▶ **PROBLEM TO SOLVE**: Write out each of the rows below word for word, leaving out the pictures.

____ RECORDED DATA

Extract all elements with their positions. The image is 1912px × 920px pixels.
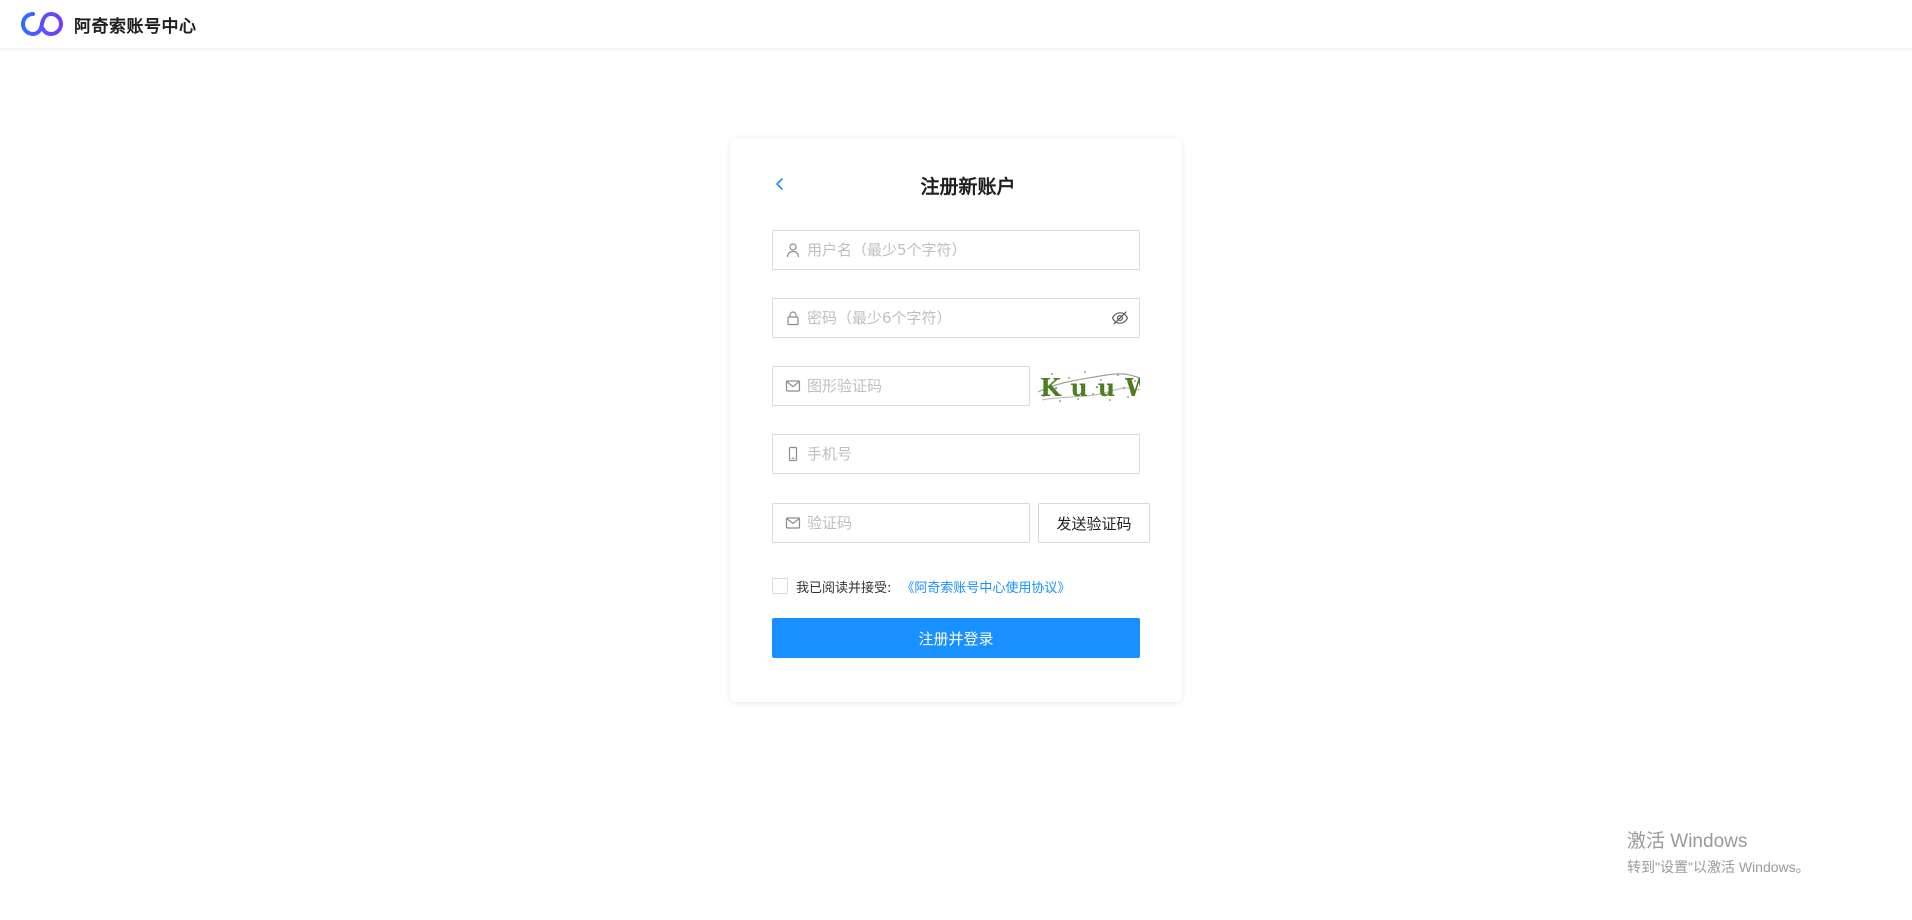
password-input[interactable] <box>807 300 1111 336</box>
send-code-button[interactable]: 发送验证码 <box>1038 503 1150 543</box>
password-field[interactable] <box>772 298 1140 338</box>
sms-code-input[interactable] <box>807 505 1029 541</box>
page-title: 注册新账户 <box>920 176 1016 198</box>
captcha-image[interactable]: KuuW <box>1038 366 1140 406</box>
agreement-link[interactable]: 《阿奇索账号中心使用协议》 <box>901 577 1070 596</box>
register-card: 注册新账户 用户名（最少5个字符） 图形验证码 Kuu 手机号 验证码 发送验证… <box>730 138 1182 702</box>
app-name: 阿奇索账号中心 <box>74 16 197 37</box>
agreement-text: 我已阅读并接受: <box>796 580 892 596</box>
mobile-icon <box>788 446 798 462</box>
sms-code-field[interactable] <box>772 503 1030 543</box>
top-navbar: 阿奇索账号中心 <box>0 0 1912 48</box>
agreement-row: 我已阅读并接受: 《阿奇索账号中心使用协议》 <box>772 576 1070 596</box>
mail-icon <box>785 380 801 392</box>
infinity-logo-icon[interactable] <box>18 9 66 39</box>
captcha-input[interactable] <box>807 368 1029 404</box>
watermark-subtitle: 转到"设置"以激活 Windows。 <box>1627 859 1810 875</box>
lock-icon <box>787 311 799 326</box>
phone-field[interactable] <box>772 434 1140 474</box>
captcha-field[interactable] <box>772 366 1030 406</box>
username-field[interactable] <box>772 230 1140 270</box>
captcha-text: KuuW <box>1040 373 1140 402</box>
username-input[interactable] <box>807 232 1139 268</box>
phone-input[interactable] <box>807 436 1139 472</box>
register-submit-button[interactable]: 注册并登录 <box>772 618 1140 658</box>
agreement-checkbox[interactable] <box>772 578 788 594</box>
windows-activation-watermark: 激活 Windows 转到"设置"以激活 Windows。 <box>1627 826 1810 877</box>
eye-hidden-icon[interactable] <box>1111 309 1129 327</box>
watermark-title: 激活 Windows <box>1627 831 1748 852</box>
mail-icon <box>785 517 801 529</box>
user-icon <box>786 243 800 258</box>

________

▶ **REPLY TO THE TASK**:
Extract all elements with their positions. The image is 1912px × 920px pixels.
password-input[interactable] <box>807 300 1111 336</box>
send-code-button[interactable]: 发送验证码 <box>1038 503 1150 543</box>
password-field[interactable] <box>772 298 1140 338</box>
sms-code-input[interactable] <box>807 505 1029 541</box>
page-title: 注册新账户 <box>920 176 1016 198</box>
captcha-image[interactable]: KuuW <box>1038 366 1140 406</box>
agreement-link[interactable]: 《阿奇索账号中心使用协议》 <box>901 577 1070 596</box>
register-card: 注册新账户 用户名（最少5个字符） 图形验证码 Kuu 手机号 验证码 发送验证… <box>730 138 1182 702</box>
app-name: 阿奇索账号中心 <box>74 16 197 37</box>
agreement-text: 我已阅读并接受: <box>796 580 892 596</box>
mobile-icon <box>788 446 798 462</box>
sms-code-field[interactable] <box>772 503 1030 543</box>
top-navbar: 阿奇索账号中心 <box>0 0 1912 48</box>
agreement-row: 我已阅读并接受: 《阿奇索账号中心使用协议》 <box>772 576 1070 596</box>
mail-icon <box>785 380 801 392</box>
infinity-logo-icon[interactable] <box>18 9 66 39</box>
captcha-input[interactable] <box>807 368 1029 404</box>
watermark-subtitle: 转到"设置"以激活 Windows。 <box>1627 859 1810 875</box>
lock-icon <box>787 311 799 326</box>
phone-field[interactable] <box>772 434 1140 474</box>
captcha-field[interactable] <box>772 366 1030 406</box>
username-field[interactable] <box>772 230 1140 270</box>
captcha-text: KuuW <box>1040 373 1140 402</box>
username-input[interactable] <box>807 232 1139 268</box>
phone-input[interactable] <box>807 436 1139 472</box>
register-submit-button[interactable]: 注册并登录 <box>772 618 1140 658</box>
agreement-checkbox[interactable] <box>772 578 788 594</box>
windows-activation-watermark: 激活 Windows 转到"设置"以激活 Windows。 <box>1627 826 1810 877</box>
eye-hidden-icon[interactable] <box>1111 309 1129 327</box>
watermark-title: 激活 Windows <box>1627 831 1748 852</box>
mail-icon <box>785 517 801 529</box>
user-icon <box>786 243 800 258</box>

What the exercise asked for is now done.